[Element and coordinate records]
● ● ●

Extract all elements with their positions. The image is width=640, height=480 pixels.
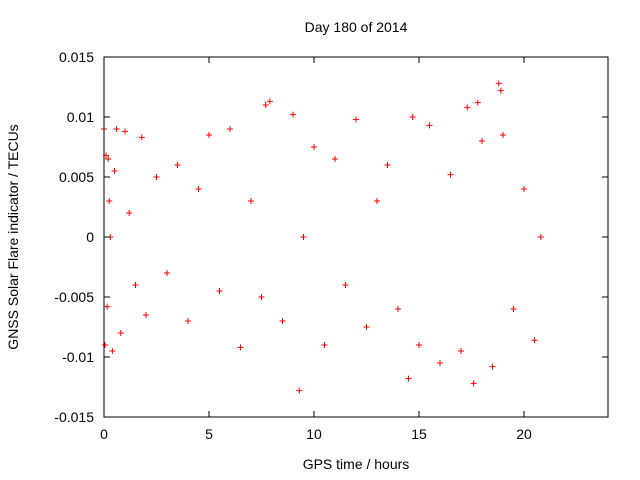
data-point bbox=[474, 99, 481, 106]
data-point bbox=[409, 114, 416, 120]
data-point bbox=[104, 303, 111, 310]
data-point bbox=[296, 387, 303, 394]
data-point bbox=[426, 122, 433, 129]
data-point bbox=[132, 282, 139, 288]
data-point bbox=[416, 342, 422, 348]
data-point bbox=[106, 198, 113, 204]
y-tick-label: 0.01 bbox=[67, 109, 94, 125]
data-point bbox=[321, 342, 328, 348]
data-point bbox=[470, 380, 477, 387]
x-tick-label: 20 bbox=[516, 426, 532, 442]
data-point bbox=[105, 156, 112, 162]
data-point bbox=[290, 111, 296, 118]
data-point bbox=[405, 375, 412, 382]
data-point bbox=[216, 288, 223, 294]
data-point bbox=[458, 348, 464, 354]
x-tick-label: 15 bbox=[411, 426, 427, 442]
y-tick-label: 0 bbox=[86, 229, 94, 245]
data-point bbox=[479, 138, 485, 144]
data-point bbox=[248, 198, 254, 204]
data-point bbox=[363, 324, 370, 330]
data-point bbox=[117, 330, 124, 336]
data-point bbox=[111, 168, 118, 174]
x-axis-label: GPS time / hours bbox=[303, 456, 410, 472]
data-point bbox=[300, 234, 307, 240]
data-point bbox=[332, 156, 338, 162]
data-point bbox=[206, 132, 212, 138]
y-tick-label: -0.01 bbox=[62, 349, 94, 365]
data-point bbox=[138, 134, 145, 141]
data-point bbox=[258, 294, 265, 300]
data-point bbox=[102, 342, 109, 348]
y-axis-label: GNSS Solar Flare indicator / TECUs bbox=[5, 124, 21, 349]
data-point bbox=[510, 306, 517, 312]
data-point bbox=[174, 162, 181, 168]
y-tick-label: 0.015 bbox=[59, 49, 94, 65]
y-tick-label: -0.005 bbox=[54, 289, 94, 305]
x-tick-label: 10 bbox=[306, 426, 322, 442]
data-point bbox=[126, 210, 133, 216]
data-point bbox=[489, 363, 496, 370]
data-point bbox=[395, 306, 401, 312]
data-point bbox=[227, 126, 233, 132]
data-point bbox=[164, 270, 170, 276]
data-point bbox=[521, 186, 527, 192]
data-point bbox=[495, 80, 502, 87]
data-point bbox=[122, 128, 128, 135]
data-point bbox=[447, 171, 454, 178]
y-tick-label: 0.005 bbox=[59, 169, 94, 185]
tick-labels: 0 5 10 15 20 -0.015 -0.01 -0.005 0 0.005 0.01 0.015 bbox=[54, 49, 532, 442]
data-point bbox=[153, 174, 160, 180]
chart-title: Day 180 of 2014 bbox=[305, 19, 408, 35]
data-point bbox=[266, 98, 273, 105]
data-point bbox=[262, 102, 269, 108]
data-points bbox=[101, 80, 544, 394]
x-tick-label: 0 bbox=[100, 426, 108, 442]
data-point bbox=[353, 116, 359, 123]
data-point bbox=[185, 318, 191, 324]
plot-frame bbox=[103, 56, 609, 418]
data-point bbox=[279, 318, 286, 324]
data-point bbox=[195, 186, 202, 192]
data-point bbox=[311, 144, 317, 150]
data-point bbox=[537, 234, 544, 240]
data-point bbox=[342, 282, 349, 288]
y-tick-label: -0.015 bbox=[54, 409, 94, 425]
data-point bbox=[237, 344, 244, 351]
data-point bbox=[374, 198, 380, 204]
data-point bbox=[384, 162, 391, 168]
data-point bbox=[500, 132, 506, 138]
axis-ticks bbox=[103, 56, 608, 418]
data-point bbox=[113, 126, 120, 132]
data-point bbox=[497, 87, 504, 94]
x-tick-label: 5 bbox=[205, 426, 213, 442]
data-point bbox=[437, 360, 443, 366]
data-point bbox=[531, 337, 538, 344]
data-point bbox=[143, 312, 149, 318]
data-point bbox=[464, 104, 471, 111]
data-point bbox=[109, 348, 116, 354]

● ● ●

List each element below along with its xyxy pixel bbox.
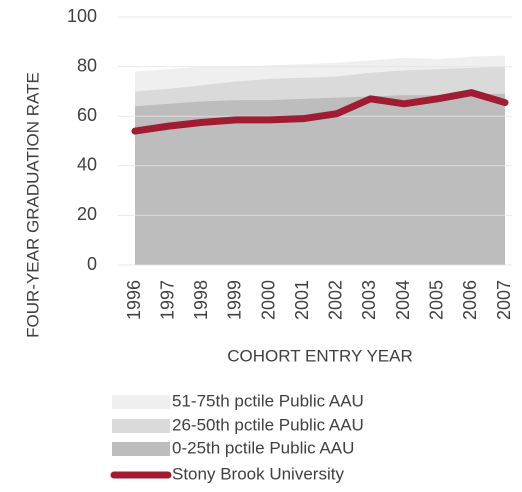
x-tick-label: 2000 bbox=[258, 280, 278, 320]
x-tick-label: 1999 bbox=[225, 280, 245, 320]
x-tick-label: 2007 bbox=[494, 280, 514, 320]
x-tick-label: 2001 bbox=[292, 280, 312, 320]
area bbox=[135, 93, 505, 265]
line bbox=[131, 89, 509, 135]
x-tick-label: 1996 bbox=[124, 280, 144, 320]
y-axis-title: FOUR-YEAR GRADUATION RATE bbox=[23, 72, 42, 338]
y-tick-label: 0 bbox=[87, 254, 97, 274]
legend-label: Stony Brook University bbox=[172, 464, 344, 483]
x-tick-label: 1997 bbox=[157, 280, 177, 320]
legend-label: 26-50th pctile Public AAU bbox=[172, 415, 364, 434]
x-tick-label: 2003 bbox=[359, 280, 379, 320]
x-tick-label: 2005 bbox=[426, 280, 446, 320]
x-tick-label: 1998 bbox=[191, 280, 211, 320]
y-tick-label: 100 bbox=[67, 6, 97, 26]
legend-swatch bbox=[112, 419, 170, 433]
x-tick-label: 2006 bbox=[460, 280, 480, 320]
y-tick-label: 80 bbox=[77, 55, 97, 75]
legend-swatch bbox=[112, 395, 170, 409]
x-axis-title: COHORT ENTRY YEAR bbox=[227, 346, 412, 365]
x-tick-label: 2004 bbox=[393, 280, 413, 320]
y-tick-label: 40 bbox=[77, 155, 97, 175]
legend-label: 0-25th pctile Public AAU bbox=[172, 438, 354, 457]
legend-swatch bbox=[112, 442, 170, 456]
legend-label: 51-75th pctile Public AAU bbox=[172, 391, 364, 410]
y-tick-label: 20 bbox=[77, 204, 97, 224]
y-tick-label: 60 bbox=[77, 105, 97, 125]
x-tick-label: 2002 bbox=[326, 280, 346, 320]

● ● ●

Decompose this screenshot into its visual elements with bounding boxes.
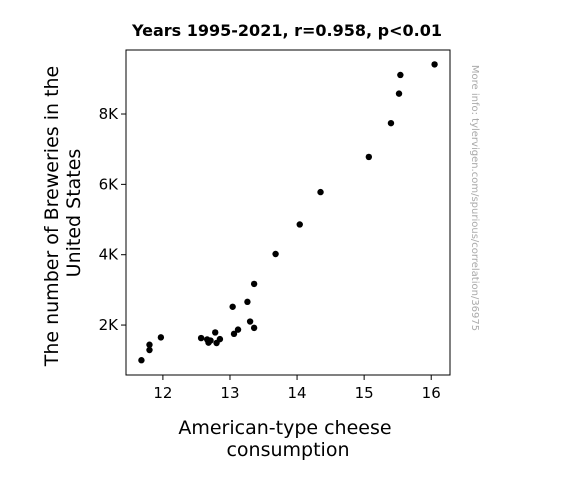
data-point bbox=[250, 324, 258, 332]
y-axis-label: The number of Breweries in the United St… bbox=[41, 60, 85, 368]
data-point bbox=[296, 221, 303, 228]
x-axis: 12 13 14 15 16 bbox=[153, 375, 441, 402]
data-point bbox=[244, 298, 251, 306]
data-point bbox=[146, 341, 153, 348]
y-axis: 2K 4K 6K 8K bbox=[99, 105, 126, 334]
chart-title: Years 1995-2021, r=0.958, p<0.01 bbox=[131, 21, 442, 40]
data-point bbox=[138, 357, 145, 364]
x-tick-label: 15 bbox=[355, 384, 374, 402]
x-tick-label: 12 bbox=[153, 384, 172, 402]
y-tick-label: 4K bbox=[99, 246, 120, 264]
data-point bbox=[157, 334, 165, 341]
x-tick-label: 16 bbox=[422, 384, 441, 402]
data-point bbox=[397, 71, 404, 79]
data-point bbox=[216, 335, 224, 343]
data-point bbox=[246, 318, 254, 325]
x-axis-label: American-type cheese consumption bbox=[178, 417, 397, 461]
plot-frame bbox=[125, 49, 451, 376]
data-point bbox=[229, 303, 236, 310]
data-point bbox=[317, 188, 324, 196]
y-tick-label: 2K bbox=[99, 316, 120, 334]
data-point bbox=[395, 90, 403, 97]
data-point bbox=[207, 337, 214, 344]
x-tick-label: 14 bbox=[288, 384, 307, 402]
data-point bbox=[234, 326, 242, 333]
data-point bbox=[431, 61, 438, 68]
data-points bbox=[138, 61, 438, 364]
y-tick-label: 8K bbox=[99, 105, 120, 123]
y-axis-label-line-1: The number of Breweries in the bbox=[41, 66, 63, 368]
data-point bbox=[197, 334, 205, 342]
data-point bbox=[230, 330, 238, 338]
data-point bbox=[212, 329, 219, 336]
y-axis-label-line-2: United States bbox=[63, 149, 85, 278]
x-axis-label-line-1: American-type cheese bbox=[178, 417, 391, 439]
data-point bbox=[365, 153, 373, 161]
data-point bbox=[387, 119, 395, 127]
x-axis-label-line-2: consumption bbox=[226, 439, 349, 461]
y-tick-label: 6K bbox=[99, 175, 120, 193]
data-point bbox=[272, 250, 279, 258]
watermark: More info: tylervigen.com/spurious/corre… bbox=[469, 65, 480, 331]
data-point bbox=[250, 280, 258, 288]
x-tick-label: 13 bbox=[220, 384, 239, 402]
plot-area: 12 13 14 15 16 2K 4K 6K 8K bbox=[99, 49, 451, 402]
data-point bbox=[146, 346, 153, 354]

● ● ●

Could you return, unchanged, the lines from the one with "data-point bbox=[474, 99, 481, 106]" up to and including the one with "y-tick-label: -0.01 bbox=[62, 349, 94, 365]"?

data-point bbox=[474, 99, 481, 106]
data-point bbox=[409, 114, 416, 120]
data-point bbox=[104, 303, 111, 310]
data-point bbox=[296, 387, 303, 394]
data-point bbox=[426, 122, 433, 129]
data-point bbox=[132, 282, 139, 288]
data-point bbox=[416, 342, 422, 348]
data-point bbox=[106, 198, 113, 204]
y-tick-label: 0.01 bbox=[67, 109, 94, 125]
data-point bbox=[321, 342, 328, 348]
data-point bbox=[470, 380, 477, 387]
x-tick-label: 20 bbox=[516, 426, 532, 442]
data-point bbox=[105, 156, 112, 162]
data-point bbox=[290, 111, 296, 118]
data-point bbox=[405, 375, 412, 382]
data-point bbox=[216, 288, 223, 294]
data-point bbox=[458, 348, 464, 354]
x-tick-label: 15 bbox=[411, 426, 427, 442]
y-tick-label: 0 bbox=[86, 229, 94, 245]
data-point bbox=[479, 138, 485, 144]
data-point bbox=[248, 198, 254, 204]
data-point bbox=[363, 324, 370, 330]
data-point bbox=[117, 330, 124, 336]
data-point bbox=[111, 168, 118, 174]
x-axis-label: GPS time / hours bbox=[303, 456, 410, 472]
data-point bbox=[300, 234, 307, 240]
data-point bbox=[332, 156, 338, 162]
data-point bbox=[206, 132, 212, 138]
y-tick-label: -0.01 bbox=[62, 349, 94, 365]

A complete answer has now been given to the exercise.